:: Information supplied ::
──────

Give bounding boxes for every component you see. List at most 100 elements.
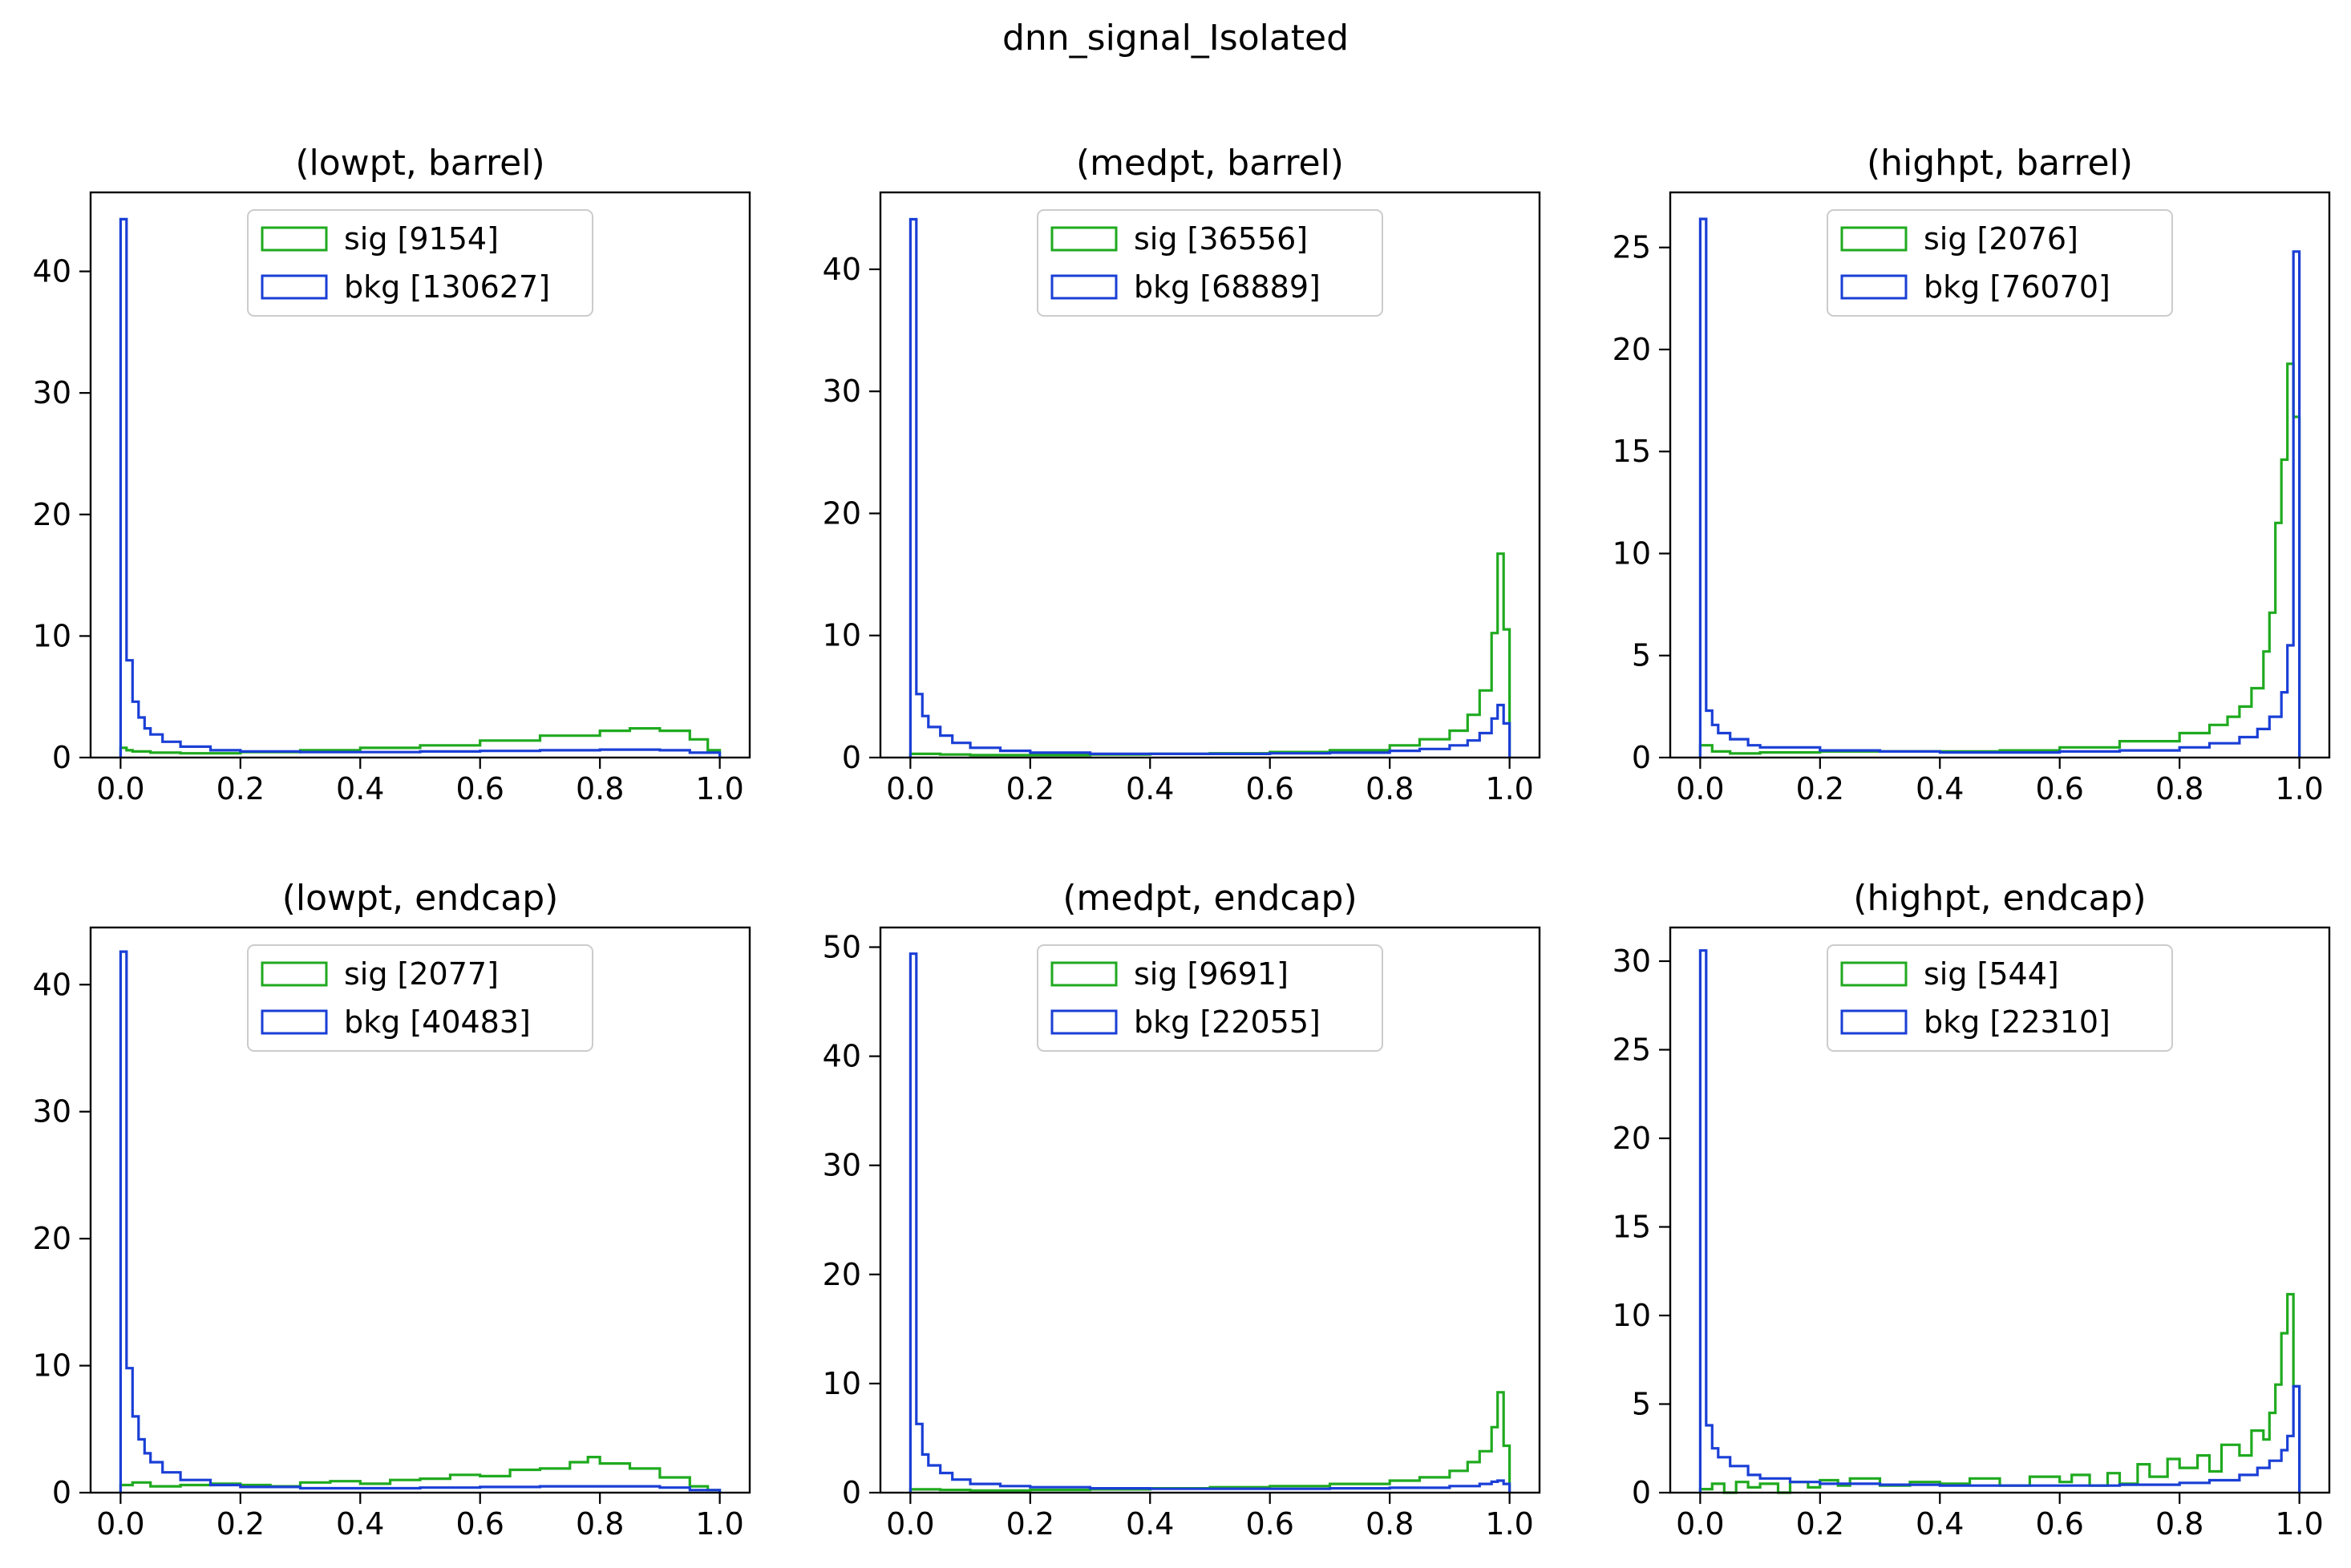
y-tick-label: 20	[1613, 332, 1651, 367]
panel-title: (medpt, endcap)	[1062, 878, 1357, 919]
series-bkg-step	[119, 217, 722, 758]
x-tick-label: 0.4	[336, 771, 384, 806]
x-tick-label: 0.6	[1246, 771, 1294, 806]
panel-title: (lowpt, endcap)	[282, 878, 559, 919]
series-bkg-step	[1698, 217, 2301, 758]
plot-frame	[89, 926, 751, 1494]
legend-label-sig: sig [544]	[1924, 956, 2059, 992]
y-tick-label: 0	[1632, 740, 1651, 775]
y-tick-label: 0	[1632, 1475, 1651, 1510]
panel-title: (highpt, barrel)	[1867, 143, 2133, 184]
x-tick-label: 0.0	[96, 771, 144, 806]
chart-panel-5: (medpt, endcap) 0.0 0.2 0.4 0.6 0.8 1.0 0 10 20 30…	[823, 878, 1541, 1542]
x-tick-label: 0.2	[1796, 771, 1844, 806]
x-tick-label: 0.2	[1006, 771, 1054, 806]
chart-panel-2: (medpt, barrel) 0.0 0.2 0.4 0.6 0.8 1.0 0 10 20 30…	[823, 143, 1541, 806]
legend-label-sig: sig [9154]	[344, 221, 499, 257]
x-tick-label: 0.2	[216, 771, 265, 806]
y-tick-label: 20	[823, 495, 861, 531]
x-tick-label: 1.0	[695, 771, 743, 806]
series-sig-step	[1698, 1292, 2301, 1494]
legend-swatch-sig	[261, 226, 328, 252]
legend-box	[247, 209, 593, 317]
x-tick-label: 0.0	[1676, 771, 1724, 806]
x-tick-label: 0.0	[886, 1506, 934, 1542]
series-sig-step	[119, 727, 722, 758]
x-tick-label: 0.4	[1126, 1506, 1174, 1542]
x-tick-label: 0.8	[576, 771, 624, 806]
series-sig-step	[908, 1391, 1511, 1493]
y-tick-label: 20	[823, 1257, 861, 1292]
x-tick-label: 0.0	[886, 771, 934, 806]
y-tick-label: 10	[1613, 1298, 1651, 1333]
legend-swatch-bkg	[1050, 274, 1118, 300]
legend-box	[1827, 944, 2173, 1052]
series-bkg-step	[908, 952, 1511, 1493]
y-tick-label: 50	[823, 929, 861, 964]
y-tick-label: 40	[33, 967, 71, 1002]
series-sig-step	[119, 1456, 722, 1493]
series-sig-step	[1698, 362, 2301, 758]
y-tick-label: 20	[1613, 1121, 1651, 1156]
legend-label-bkg: bkg [68889]	[1134, 269, 1321, 305]
plot-frame	[879, 191, 1541, 759]
panel-title: (medpt, barrel)	[1076, 143, 1344, 184]
chart-panel-6: (highpt, endcap) 0.0 0.2 0.4 0.6 0.8 1.0 0 5 10 15…	[1613, 878, 2331, 1542]
x-tick-label: 1.0	[1485, 771, 1533, 806]
legend: sig [9154] bkg [130627]	[247, 209, 593, 317]
series-sig-step	[908, 552, 1511, 758]
x-tick-label: 0.6	[456, 1506, 504, 1542]
panels: (lowpt, barrel) 0.0 0.2 0.4 0.6 0.8 1.0 0 10 20 30…	[33, 143, 2331, 1542]
y-tick-label: 15	[1613, 1209, 1651, 1244]
plot-frame	[1669, 926, 2331, 1494]
legend: sig [9691] bkg [22055]	[1037, 944, 1383, 1052]
y-tick-label: 10	[823, 618, 861, 653]
y-tick-label: 15	[1613, 434, 1651, 469]
y-tick-label: 30	[823, 374, 861, 409]
y-tick-label: 5	[1632, 638, 1651, 673]
x-tick-label: 0.2	[216, 1506, 265, 1542]
y-tick-label: 20	[33, 497, 71, 532]
y-tick-label: 40	[33, 254, 71, 289]
legend: sig [2077] bkg [40483]	[247, 944, 593, 1052]
series-bkg-step	[1698, 949, 2301, 1493]
legend-box	[247, 944, 593, 1052]
plot-frame	[1669, 191, 2331, 759]
x-tick-label: 0.2	[1796, 1506, 1844, 1542]
legend-label-sig: sig [2076]	[1924, 221, 2078, 257]
y-tick-label: 10	[33, 618, 71, 653]
y-tick-label: 0	[52, 740, 71, 775]
series-bkg-step	[908, 217, 1511, 758]
y-tick-label: 40	[823, 1039, 861, 1074]
legend-swatch-sig	[1050, 961, 1118, 987]
x-tick-label: 1.0	[2275, 1506, 2323, 1542]
y-tick-label: 30	[33, 1094, 71, 1130]
x-tick-label: 0.6	[2036, 1506, 2084, 1542]
y-tick-label: 10	[823, 1366, 861, 1401]
y-tick-label: 40	[823, 252, 861, 287]
x-tick-label: 1.0	[1485, 1506, 1533, 1542]
y-tick-label: 0	[842, 1475, 861, 1510]
legend-swatch-bkg	[1840, 274, 1908, 300]
x-tick-label: 1.0	[695, 1506, 743, 1542]
x-tick-label: 0.2	[1006, 1506, 1054, 1542]
legend-label-bkg: bkg [22055]	[1134, 1004, 1321, 1040]
legend-swatch-sig	[1840, 226, 1908, 252]
chart-panel-4: (lowpt, endcap) 0.0 0.2 0.4 0.6 0.8 1.0 0 10 20 30…	[33, 878, 751, 1542]
plot-frame	[89, 191, 751, 759]
legend-swatch-bkg	[1840, 1009, 1908, 1035]
legend-swatch-bkg	[261, 1009, 328, 1035]
y-tick-label: 0	[842, 740, 861, 775]
x-tick-label: 0.4	[1916, 1506, 1964, 1542]
y-tick-label: 10	[1613, 535, 1651, 571]
legend-label-bkg: bkg [130627]	[344, 269, 550, 305]
y-tick-label: 20	[33, 1221, 71, 1256]
legend-swatch-bkg	[261, 274, 328, 300]
y-tick-label: 25	[1613, 1032, 1651, 1067]
plot-frame	[879, 926, 1541, 1494]
panel-title: (lowpt, barrel)	[295, 143, 544, 184]
x-tick-label: 0.0	[1676, 1506, 1724, 1542]
x-tick-label: 0.4	[1916, 771, 1964, 806]
y-tick-label: 10	[33, 1348, 71, 1384]
legend: sig [2076] bkg [76070]	[1827, 209, 2173, 317]
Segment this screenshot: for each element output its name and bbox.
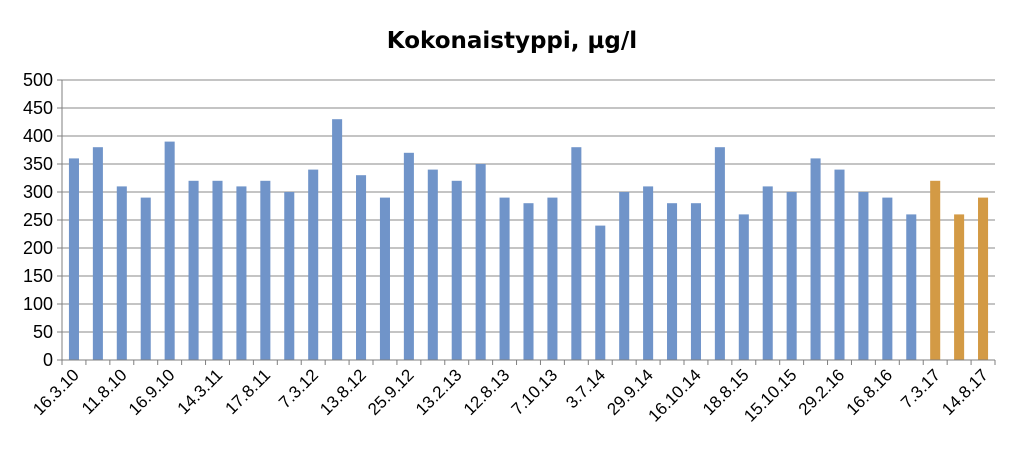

──────

:: Aim ::
Reproduce, word for word, the part of the listing that opens with the line containing "332, 1651, 367]" and closes with the line containing "1475, 1651, 1510]", including both of those lines.

:: Right answer ::
y-tick-label: 20	[1613, 332, 1651, 367]
panel-title: (medpt, endcap)	[1062, 878, 1357, 919]
series-bkg-step	[119, 217, 722, 758]
x-tick-label: 0.4	[336, 771, 384, 806]
x-tick-label: 0.6	[1246, 771, 1294, 806]
panel-title: (lowpt, endcap)	[282, 878, 559, 919]
series-bkg-step	[1698, 217, 2301, 758]
plot-frame	[89, 926, 751, 1494]
legend-label-sig: sig [544]	[1924, 956, 2059, 992]
y-tick-label: 0	[1632, 740, 1651, 775]
y-tick-label: 0	[1632, 1475, 1651, 1510]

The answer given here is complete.